(Records excerpted from a collection)
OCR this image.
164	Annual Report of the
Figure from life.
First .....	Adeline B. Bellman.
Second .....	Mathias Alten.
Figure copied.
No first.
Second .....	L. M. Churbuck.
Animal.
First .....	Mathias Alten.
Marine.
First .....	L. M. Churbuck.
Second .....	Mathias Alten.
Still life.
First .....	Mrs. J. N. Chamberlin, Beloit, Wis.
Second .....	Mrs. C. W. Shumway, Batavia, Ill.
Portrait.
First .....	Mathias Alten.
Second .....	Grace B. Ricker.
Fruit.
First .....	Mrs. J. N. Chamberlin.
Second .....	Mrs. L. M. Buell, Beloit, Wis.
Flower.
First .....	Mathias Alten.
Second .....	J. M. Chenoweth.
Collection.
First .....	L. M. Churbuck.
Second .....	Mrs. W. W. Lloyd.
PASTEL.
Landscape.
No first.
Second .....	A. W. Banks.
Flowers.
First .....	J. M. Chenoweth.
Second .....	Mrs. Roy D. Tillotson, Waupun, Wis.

AIM OF THE EXERCISE — All of the material above needs to be copied exactly.

ANSWER TO THIS PROBLEM —
OCR this image.
164	Annual Report of the
Figure from life.
First .....	Adeline B. Bellman.
Second .....	Mathias Alten.
Figure copied.
No first.
Second .....	L. M. Churbuck.
Animal.
First .....	Mathias Alten.
Marine.
First .....	L. M. Churbuck.
Second .....	Mathias Alten.
Still life.
First .....	Mrs. J. N. Chamberlin, Beloit, Wis.
Second .....	Mrs. C. W. Shumway, Batavia, Ill.
Portrait.
First .....	Mathias Alten.
Second .....	Grace B. Ricker.
Fruit.
First .....	Mrs. J. N. Chamberlin.
Second .....	Mrs. L. M. Buell, Beloit, Wis.
Flower.
First .....	Mathias Alten.
Second .....	J. M. Chenoweth.
Collection.
First .....	L. M. Churbuck.
Second .....	Mrs. W. W. Lloyd.
PASTEL.
Landscape.
No first.
Second .....	A. W. Banks.
Flowers.
First .....	J. M. Chenoweth.
Second .....	Mrs. Roy D. Tillotson, Waupun, Wis.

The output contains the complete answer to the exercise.